* [GOAL] Wherever the string "data" occurs in a line of these records, report that line.

** start **

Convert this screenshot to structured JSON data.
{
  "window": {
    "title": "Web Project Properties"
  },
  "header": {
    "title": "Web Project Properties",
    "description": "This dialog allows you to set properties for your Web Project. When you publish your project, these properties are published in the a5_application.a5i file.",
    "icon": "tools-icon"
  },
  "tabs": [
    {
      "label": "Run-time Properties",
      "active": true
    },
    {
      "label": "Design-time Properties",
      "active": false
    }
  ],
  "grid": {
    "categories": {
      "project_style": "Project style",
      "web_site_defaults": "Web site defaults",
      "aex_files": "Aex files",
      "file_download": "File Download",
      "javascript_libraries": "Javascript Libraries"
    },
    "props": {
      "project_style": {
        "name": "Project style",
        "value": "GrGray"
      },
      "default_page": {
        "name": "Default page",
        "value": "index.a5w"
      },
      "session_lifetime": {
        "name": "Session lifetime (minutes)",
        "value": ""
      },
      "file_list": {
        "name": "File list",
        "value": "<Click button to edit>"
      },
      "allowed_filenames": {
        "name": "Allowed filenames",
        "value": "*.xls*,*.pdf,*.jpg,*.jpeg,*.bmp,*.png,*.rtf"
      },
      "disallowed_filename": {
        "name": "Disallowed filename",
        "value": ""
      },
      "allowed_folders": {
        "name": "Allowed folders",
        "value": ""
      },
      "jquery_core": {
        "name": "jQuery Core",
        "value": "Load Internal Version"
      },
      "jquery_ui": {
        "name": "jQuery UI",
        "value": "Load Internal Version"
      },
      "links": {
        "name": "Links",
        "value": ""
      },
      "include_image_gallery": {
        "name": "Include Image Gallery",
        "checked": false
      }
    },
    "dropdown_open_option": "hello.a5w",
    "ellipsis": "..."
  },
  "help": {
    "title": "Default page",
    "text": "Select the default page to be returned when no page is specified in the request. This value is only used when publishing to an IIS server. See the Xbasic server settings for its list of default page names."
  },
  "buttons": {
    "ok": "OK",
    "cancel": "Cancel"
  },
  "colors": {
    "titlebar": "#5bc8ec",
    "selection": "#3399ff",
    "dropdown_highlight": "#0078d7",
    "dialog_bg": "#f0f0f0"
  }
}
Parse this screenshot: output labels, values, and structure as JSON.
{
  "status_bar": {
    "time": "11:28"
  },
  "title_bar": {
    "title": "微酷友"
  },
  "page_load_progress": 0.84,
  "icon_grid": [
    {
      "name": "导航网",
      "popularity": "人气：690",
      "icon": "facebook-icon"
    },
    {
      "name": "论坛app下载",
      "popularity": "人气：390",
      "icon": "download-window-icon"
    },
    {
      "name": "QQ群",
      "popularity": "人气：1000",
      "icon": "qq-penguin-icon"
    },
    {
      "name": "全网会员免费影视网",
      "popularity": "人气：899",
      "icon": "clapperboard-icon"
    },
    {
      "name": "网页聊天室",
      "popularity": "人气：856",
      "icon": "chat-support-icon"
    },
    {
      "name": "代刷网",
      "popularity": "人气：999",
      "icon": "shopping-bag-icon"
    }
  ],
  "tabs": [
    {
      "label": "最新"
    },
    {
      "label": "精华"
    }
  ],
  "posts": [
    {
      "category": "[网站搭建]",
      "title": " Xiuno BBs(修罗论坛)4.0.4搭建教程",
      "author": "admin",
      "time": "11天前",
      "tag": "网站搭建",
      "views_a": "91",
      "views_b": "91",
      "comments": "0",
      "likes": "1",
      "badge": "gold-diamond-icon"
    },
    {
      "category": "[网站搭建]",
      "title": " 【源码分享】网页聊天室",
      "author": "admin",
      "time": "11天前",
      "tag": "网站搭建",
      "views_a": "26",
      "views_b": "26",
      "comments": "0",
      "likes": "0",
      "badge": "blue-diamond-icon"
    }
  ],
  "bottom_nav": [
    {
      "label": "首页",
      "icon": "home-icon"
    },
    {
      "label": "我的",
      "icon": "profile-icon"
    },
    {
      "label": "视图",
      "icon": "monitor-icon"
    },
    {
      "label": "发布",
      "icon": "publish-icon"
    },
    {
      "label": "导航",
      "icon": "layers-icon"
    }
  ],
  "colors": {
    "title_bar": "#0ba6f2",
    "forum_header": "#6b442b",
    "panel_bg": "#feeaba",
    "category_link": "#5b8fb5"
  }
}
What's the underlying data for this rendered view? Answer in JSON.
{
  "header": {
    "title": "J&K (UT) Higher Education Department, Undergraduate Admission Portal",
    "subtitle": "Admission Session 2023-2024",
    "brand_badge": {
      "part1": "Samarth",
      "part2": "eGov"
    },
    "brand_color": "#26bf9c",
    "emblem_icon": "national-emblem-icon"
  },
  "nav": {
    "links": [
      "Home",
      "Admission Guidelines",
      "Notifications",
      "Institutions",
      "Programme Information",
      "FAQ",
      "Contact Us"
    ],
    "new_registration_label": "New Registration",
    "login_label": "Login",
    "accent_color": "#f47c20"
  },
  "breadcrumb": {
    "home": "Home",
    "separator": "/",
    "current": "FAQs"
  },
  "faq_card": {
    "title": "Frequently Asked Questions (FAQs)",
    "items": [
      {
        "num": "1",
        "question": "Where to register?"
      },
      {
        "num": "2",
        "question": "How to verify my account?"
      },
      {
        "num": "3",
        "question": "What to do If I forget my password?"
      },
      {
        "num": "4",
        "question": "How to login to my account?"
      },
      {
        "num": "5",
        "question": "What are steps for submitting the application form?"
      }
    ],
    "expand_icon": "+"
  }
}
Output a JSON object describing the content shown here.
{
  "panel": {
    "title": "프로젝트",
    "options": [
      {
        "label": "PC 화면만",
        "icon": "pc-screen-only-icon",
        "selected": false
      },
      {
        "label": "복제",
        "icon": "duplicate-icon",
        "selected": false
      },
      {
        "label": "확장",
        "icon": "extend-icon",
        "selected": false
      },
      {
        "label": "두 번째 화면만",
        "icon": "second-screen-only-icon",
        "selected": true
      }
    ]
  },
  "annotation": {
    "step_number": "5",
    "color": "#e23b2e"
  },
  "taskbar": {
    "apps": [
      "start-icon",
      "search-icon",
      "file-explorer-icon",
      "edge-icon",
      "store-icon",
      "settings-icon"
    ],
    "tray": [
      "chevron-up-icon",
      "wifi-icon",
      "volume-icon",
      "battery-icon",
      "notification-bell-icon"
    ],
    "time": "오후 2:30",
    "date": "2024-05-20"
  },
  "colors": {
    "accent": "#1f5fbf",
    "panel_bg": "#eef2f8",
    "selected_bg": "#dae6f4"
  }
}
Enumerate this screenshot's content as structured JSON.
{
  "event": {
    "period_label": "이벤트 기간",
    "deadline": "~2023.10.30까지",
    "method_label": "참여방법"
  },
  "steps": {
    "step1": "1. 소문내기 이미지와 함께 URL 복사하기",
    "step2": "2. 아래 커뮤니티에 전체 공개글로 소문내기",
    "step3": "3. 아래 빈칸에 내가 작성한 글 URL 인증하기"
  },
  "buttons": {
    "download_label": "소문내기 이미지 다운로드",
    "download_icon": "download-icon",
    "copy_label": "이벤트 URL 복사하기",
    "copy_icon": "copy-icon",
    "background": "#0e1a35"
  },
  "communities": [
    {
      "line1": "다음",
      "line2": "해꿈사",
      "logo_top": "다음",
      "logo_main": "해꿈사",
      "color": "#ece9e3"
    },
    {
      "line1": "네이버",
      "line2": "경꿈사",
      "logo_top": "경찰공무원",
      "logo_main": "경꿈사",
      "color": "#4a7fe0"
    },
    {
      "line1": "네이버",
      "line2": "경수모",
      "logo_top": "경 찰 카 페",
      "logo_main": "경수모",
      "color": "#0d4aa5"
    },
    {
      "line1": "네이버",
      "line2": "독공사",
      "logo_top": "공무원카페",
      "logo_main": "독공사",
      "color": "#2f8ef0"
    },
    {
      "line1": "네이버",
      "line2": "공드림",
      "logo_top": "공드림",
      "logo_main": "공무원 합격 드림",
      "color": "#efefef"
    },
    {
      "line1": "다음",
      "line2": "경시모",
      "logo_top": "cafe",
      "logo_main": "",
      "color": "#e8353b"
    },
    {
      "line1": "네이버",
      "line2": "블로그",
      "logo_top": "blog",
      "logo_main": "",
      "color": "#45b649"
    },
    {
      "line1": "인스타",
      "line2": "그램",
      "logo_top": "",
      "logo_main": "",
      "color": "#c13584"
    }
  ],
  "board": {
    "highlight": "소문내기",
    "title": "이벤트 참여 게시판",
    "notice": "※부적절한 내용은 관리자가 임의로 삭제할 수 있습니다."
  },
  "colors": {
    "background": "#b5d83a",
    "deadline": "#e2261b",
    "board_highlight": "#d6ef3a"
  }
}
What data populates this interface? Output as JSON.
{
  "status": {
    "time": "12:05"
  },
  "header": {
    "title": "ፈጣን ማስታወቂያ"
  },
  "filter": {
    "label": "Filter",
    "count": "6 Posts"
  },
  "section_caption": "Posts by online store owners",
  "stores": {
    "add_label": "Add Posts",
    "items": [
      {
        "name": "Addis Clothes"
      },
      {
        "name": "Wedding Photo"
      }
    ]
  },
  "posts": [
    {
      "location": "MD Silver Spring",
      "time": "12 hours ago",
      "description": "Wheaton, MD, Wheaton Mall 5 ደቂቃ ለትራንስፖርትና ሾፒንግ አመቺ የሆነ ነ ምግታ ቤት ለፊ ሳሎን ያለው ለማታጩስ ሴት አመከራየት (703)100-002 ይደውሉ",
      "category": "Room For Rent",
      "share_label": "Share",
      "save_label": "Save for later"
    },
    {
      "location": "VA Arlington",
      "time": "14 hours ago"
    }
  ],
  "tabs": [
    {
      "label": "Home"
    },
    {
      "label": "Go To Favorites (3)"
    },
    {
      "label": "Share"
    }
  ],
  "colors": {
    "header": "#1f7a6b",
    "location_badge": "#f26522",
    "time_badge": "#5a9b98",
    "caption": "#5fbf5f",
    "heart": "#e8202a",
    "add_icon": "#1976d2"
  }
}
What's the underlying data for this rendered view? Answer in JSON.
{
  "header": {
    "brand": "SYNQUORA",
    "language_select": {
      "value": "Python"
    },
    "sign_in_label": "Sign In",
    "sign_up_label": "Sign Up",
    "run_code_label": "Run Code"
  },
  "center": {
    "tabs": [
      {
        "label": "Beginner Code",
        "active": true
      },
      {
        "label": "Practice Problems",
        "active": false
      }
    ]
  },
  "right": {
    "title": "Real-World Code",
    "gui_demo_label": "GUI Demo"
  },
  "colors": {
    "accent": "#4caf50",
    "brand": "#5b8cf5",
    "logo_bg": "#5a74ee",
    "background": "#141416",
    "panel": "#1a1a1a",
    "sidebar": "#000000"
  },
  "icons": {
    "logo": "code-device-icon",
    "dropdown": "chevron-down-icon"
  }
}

** end **

* [WRITTEN RESPONSE]
Convert this screenshot to structured JSON data.
What's the underlying data for this rendered view? Answer in JSON.
What data populates this interface? Output as JSON.
What's the underlying data for this rendered view? Answer in JSON.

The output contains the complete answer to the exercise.